REQUIRED TASK> Can you reproduce the data beneath, keeping every line exact?
━━━ DATA SECTION
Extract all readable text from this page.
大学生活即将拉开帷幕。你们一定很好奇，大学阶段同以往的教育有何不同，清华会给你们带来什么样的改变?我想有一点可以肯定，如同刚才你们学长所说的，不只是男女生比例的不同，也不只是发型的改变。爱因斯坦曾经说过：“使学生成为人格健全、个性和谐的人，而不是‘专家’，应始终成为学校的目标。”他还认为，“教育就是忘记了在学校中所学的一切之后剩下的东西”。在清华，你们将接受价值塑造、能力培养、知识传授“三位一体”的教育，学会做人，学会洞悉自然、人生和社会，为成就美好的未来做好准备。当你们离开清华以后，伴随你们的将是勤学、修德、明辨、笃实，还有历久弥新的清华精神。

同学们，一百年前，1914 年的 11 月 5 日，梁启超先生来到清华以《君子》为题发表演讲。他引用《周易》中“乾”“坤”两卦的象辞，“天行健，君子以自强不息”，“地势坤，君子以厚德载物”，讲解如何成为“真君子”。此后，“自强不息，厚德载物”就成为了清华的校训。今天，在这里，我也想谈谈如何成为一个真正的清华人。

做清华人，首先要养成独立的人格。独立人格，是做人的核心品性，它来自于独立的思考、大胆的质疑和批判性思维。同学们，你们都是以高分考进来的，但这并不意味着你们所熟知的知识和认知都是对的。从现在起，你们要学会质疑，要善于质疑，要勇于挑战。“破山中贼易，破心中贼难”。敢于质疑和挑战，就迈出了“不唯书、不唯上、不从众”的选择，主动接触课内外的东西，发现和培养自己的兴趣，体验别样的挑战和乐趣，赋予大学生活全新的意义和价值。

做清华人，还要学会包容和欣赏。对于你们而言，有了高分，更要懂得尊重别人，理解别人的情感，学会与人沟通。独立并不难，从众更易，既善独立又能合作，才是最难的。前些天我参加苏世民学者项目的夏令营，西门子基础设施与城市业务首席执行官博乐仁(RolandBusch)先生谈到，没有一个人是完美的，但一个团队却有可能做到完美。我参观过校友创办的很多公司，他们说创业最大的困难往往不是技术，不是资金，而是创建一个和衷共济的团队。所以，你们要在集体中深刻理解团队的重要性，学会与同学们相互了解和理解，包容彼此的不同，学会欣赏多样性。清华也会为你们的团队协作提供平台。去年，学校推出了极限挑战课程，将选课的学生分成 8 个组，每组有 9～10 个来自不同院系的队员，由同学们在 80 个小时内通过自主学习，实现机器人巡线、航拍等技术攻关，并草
━━━━━━
THE REPLY>
Extract all readable text from this page.
大学生活即将拉开帷幕。你们一定很好奇，大学阶段同以往的教育有何不同，清华会给你们带来什么样的改变?我想有一点可以肯定，如同刚才你们学长所说的，不只是男女生比例的不同，也不只是发型的改变。爱因斯坦曾经说过：“使学生成为人格健全、个性和谐的人，而不是‘专家’，应始终成为学校的目标。”他还认为，“教育就是忘记了在学校中所学的一切之后剩下的东西”。在清华，你们将接受价值塑造、能力培养、知识传授“三位一体”的教育，学会做人，学会洞悉自然、人生和社会，为成就美好的未来做好准备。当你们离开清华以后，伴随你们的将是勤学、修德、明辨、笃实，还有历久弥新的清华精神。

同学们，一百年前，1914 年的 11 月 5 日，梁启超先生来到清华以《君子》为题发表演讲。他引用《周易》中“乾”“坤”两卦的象辞，“天行健，君子以自强不息”，“地势坤，君子以厚德载物”，讲解如何成为“真君子”。此后，“自强不息，厚德载物”就成为了清华的校训。今天，在这里，我也想谈谈如何成为一个真正的清华人。

做清华人，首先要养成独立的人格。独立人格，是做人的核心品性，它来自于独立的思考、大胆的质疑和批判性思维。同学们，你们都是以高分考进来的，但这并不意味着你们所熟知的知识和认知都是对的。从现在起，你们要学会质疑，要善于质疑，要勇于挑战。“破山中贼易，破心中贼难”。敢于质疑和挑战，就迈出了“不唯书、不唯上、不从众”的选择，主动接触课内外的东西，发现和培养自己的兴趣，体验别样的挑战和乐趣，赋予大学生活全新的意义和价值。

做清华人，还要学会包容和欣赏。对于你们而言，有了高分，更要懂得尊重别人，理解别人的情感，学会与人沟通。独立并不难，从众更易，既善独立又能合作，才是最难的。前些天我参加苏世民学者项目的夏令营，西门子基础设施与城市业务首席执行官博乐仁(RolandBusch)先生谈到，没有一个人是完美的，但一个团队却有可能做到完美。我参观过校友创办的很多公司，他们说创业最大的困难往往不是技术，不是资金，而是创建一个和衷共济的团队。所以，你们要在集体中深刻理解团队的重要性，学会与同学们相互了解和理解，包容彼此的不同，学会欣赏多样性。清华也会为你们的团队协作提供平台。去年，学校推出了极限挑战课程，将选课的学生分成 8 个组，每组有 9～10 个来自不同院系的队员，由同学们在 80 个小时内通过自主学习，实现机器人巡线、航拍等技术攻关，并草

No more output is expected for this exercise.